In this exercise, reproduce all the entries that follow exactly.
-- Start --
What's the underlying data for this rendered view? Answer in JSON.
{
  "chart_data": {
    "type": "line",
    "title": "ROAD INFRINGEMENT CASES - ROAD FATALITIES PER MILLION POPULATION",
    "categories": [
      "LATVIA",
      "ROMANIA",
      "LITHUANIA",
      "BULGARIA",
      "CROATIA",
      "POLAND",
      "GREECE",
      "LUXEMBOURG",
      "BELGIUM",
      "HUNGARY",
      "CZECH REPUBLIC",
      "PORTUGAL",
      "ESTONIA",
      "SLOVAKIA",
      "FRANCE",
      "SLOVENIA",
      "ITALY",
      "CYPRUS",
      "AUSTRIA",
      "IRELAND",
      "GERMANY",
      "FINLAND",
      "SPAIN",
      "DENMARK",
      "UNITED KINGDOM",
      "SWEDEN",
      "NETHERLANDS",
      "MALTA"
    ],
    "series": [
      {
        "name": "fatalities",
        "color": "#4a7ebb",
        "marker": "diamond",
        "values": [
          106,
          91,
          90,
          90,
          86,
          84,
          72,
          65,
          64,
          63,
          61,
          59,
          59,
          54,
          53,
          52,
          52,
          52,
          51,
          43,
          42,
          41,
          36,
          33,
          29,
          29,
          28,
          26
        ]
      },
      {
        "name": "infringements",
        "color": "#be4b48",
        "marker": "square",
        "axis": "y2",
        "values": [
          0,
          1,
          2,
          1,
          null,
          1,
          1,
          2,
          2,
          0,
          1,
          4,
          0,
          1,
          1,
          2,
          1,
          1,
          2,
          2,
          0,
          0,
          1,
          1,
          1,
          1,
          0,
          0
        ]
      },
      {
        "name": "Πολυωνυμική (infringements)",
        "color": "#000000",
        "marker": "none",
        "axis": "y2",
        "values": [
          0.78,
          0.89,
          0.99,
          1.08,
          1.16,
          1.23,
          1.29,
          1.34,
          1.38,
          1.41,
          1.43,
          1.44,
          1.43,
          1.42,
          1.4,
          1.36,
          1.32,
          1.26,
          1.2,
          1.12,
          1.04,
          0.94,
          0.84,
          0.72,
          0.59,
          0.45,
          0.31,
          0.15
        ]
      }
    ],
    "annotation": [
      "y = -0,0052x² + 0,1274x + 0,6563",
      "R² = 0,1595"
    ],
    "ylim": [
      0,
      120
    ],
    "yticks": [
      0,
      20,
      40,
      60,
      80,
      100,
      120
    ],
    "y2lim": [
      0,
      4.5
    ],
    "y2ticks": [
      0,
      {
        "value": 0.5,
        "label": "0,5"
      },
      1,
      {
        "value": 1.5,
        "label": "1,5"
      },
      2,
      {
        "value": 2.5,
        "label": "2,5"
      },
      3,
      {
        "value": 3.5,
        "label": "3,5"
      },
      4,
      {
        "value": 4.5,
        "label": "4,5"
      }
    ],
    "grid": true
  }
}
-- End --
Answer for the task –
What's the underlying data for this rendered view? Answer in JSON.
{
  "chart_data": {
    "type": "line",
    "title": "ROAD INFRINGEMENT CASES - ROAD FATALITIES PER MILLION POPULATION",
    "categories": [
      "LATVIA",
      "ROMANIA",
      "LITHUANIA",
      "BULGARIA",
      "CROATIA",
      "POLAND",
      "GREECE",
      "LUXEMBOURG",
      "BELGIUM",
      "HUNGARY",
      "CZECH REPUBLIC",
      "PORTUGAL",
      "ESTONIA",
      "SLOVAKIA",
      "FRANCE",
      "SLOVENIA",
      "ITALY",
      "CYPRUS",
      "AUSTRIA",
      "IRELAND",
      "GERMANY",
      "FINLAND",
      "SPAIN",
      "DENMARK",
      "UNITED KINGDOM",
      "SWEDEN",
      "NETHERLANDS",
      "MALTA"
    ],
    "series": [
      {
        "name": "fatalities",
        "color": "#4a7ebb",
        "marker": "diamond",
        "values": [
          106,
          91,
          90,
          90,
          86,
          84,
          72,
          65,
          64,
          63,
          61,
          59,
          59,
          54,
          53,
          52,
          52,
          52,
          51,
          43,
          42,
          41,
          36,
          33,
          29,
          29,
          28,
          26
        ]
      },
      {
        "name": "infringements",
        "color": "#be4b48",
        "marker": "square",
        "axis": "y2",
        "values": [
          0,
          1,
          2,
          1,
          null,
          1,
          1,
          2,
          2,
          0,
          1,
          4,
          0,
          1,
          1,
          2,
          1,
          1,
          2,
          2,
          0,
          0,
          1,
          1,
          1,
          1,
          0,
          0
        ]
      },
      {
        "name": "Πολυωνυμική (infringements)",
        "color": "#000000",
        "marker": "none",
        "axis": "y2",
        "values": [
          0.78,
          0.89,
          0.99,
          1.08,
          1.16,
          1.23,
          1.29,
          1.34,
          1.38,
          1.41,
          1.43,
          1.44,
          1.43,
          1.42,
          1.4,
          1.36,
          1.32,
          1.26,
          1.2,
          1.12,
          1.04,
          0.94,
          0.84,
          0.72,
          0.59,
          0.45,
          0.31,
          0.15
        ]
      }
    ],
    "annotation": [
      "y = -0,0052x² + 0,1274x + 0,6563",
      "R² = 0,1595"
    ],
    "ylim": [
      0,
      120
    ],
    "yticks": [
      0,
      20,
      40,
      60,
      80,
      100,
      120
    ],
    "y2lim": [
      0,
      4.5
    ],
    "y2ticks": [
      0,
      {
        "value": 0.5,
        "label": "0,5"
      },
      1,
      {
        "value": 1.5,
        "label": "1,5"
      },
      2,
      {
        "value": 2.5,
        "label": "2,5"
      },
      3,
      {
        "value": 3.5,
        "label": "3,5"
      },
      4,
      {
        "value": 4.5,
        "label": "4,5"
      }
    ],
    "grid": true
  }
}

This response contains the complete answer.